§ BRIEF: Print the records below exactly as they appear.

§ MATERIALS PROVIDED:
::::::::::

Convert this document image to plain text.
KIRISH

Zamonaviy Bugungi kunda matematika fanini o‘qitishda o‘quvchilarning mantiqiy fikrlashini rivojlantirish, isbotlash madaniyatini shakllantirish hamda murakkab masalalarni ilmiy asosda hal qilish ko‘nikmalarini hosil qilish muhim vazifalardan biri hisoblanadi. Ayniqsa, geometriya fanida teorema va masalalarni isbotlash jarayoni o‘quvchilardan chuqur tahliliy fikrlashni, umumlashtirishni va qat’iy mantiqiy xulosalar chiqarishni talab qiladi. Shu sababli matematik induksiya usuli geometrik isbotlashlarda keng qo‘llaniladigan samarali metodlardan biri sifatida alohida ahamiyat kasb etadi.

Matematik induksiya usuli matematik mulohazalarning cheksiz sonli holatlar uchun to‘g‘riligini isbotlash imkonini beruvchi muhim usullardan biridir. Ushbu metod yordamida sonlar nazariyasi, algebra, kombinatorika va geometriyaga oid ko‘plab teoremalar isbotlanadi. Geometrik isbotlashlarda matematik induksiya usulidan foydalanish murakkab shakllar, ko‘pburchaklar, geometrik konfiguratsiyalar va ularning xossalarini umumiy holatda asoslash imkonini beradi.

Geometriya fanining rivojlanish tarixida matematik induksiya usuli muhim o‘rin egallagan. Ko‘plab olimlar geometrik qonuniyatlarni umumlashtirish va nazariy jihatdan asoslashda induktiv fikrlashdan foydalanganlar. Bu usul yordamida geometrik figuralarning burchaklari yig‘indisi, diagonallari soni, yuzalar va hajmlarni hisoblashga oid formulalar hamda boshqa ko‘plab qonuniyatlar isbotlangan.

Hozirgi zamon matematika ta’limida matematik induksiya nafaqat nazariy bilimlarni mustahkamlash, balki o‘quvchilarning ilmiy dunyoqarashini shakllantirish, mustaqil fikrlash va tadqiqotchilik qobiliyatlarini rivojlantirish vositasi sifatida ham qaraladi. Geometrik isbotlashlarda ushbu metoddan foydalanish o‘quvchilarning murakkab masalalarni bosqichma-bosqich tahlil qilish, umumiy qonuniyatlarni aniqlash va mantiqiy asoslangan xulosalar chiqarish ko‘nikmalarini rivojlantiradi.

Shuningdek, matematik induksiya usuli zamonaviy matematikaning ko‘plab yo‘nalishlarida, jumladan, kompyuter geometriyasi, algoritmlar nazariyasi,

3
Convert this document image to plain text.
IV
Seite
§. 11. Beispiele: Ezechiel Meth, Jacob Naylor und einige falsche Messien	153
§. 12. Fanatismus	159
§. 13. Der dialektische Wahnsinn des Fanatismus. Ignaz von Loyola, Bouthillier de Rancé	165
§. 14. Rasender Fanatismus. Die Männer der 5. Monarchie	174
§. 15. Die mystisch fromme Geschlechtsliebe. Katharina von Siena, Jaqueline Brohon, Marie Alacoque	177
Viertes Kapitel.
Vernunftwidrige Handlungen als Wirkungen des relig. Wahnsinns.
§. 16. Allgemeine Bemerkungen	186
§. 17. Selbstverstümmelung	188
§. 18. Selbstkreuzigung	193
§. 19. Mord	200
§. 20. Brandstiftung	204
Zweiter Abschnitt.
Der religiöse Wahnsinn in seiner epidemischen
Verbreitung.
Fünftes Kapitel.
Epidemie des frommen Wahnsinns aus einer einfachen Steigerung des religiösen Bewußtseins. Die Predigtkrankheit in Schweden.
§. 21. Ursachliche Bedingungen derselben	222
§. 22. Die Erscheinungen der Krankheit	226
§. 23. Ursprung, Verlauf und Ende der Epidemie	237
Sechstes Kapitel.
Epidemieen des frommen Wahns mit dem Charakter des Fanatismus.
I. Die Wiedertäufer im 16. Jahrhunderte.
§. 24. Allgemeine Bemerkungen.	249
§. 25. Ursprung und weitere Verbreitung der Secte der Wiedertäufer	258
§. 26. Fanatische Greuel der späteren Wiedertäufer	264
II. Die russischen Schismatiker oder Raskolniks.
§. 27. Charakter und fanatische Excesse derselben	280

::::::::::

§ FINAL RESULT:
Convert this document image to plain text.
KIRISH

Zamonaviy Bugungi kunda matematika fanini o‘qitishda o‘quvchilarning mantiqiy fikrlashini rivojlantirish, isbotlash madaniyatini shakllantirish hamda murakkab masalalarni ilmiy asosda hal qilish ko‘nikmalarini hosil qilish muhim vazifalardan biri hisoblanadi. Ayniqsa, geometriya fanida teorema va masalalarni isbotlash jarayoni o‘quvchilardan chuqur tahliliy fikrlashni, umumlashtirishni va qat’iy mantiqiy xulosalar chiqarishni talab qiladi. Shu sababli matematik induksiya usuli geometrik isbotlashlarda keng qo‘llaniladigan samarali metodlardan biri sifatida alohida ahamiyat kasb etadi.

Matematik induksiya usuli matematik mulohazalarning cheksiz sonli holatlar uchun to‘g‘riligini isbotlash imkonini beruvchi muhim usullardan biridir. Ushbu metod yordamida sonlar nazariyasi, algebra, kombinatorika va geometriyaga oid ko‘plab teoremalar isbotlanadi. Geometrik isbotlashlarda matematik induksiya usulidan foydalanish murakkab shakllar, ko‘pburchaklar, geometrik konfiguratsiyalar va ularning xossalarini umumiy holatda asoslash imkonini beradi.

Geometriya fanining rivojlanish tarixida matematik induksiya usuli muhim o‘rin egallagan. Ko‘plab olimlar geometrik qonuniyatlarni umumlashtirish va nazariy jihatdan asoslashda induktiv fikrlashdan foydalanganlar. Bu usul yordamida geometrik figuralarning burchaklari yig‘indisi, diagonallari soni, yuzalar va hajmlarni hisoblashga oid formulalar hamda boshqa ko‘plab qonuniyatlar isbotlangan.

Hozirgi zamon matematika ta’limida matematik induksiya nafaqat nazariy bilimlarni mustahkamlash, balki o‘quvchilarning ilmiy dunyoqarashini shakllantirish, mustaqil fikrlash va tadqiqotchilik qobiliyatlarini rivojlantirish vositasi sifatida ham qaraladi. Geometrik isbotlashlarda ushbu metoddan foydalanish o‘quvchilarning murakkab masalalarni bosqichma-bosqich tahlil qilish, umumiy qonuniyatlarni aniqlash va mantiqiy asoslangan xulosalar chiqarish ko‘nikmalarini rivojlantiradi.

Shuningdek, matematik induksiya usuli zamonaviy matematikaning ko‘plab yo‘nalishlarida, jumladan, kompyuter geometriyasi, algoritmlar nazariyasi,

3
Convert this document image to plain text.
IV
Seite
§. 11. Beispiele: Ezechiel Meth, Jacob Naylor und einige falsche Messien	153
§. 12. Fanatismus	159
§. 13. Der dialektische Wahnsinn des Fanatismus. Ignaz von Loyola, Bouthillier de Rancé	165
§. 14. Rasender Fanatismus. Die Männer der 5. Monarchie	174
§. 15. Die mystisch fromme Geschlechtsliebe. Katharina von Siena, Jaqueline Brohon, Marie Alacoque	177
Viertes Kapitel.
Vernunftwidrige Handlungen als Wirkungen des relig. Wahnsinns.
§. 16. Allgemeine Bemerkungen	186
§. 17. Selbstverstümmelung	188
§. 18. Selbstkreuzigung	193
§. 19. Mord	200
§. 20. Brandstiftung	204
Zweiter Abschnitt.
Der religiöse Wahnsinn in seiner epidemischen
Verbreitung.
Fünftes Kapitel.
Epidemie des frommen Wahnsinns aus einer einfachen Steigerung des religiösen Bewußtseins. Die Predigtkrankheit in Schweden.
§. 21. Ursachliche Bedingungen derselben	222
§. 22. Die Erscheinungen der Krankheit	226
§. 23. Ursprung, Verlauf und Ende der Epidemie	237
Sechstes Kapitel.
Epidemieen des frommen Wahns mit dem Charakter des Fanatismus.
I. Die Wiedertäufer im 16. Jahrhunderte.
§. 24. Allgemeine Bemerkungen.	249
§. 25. Ursprung und weitere Verbreitung der Secte der Wiedertäufer	258
§. 26. Fanatische Greuel der späteren Wiedertäufer	264
II. Die russischen Schismatiker oder Raskolniks.
§. 27. Charakter und fanatische Excesse derselben	280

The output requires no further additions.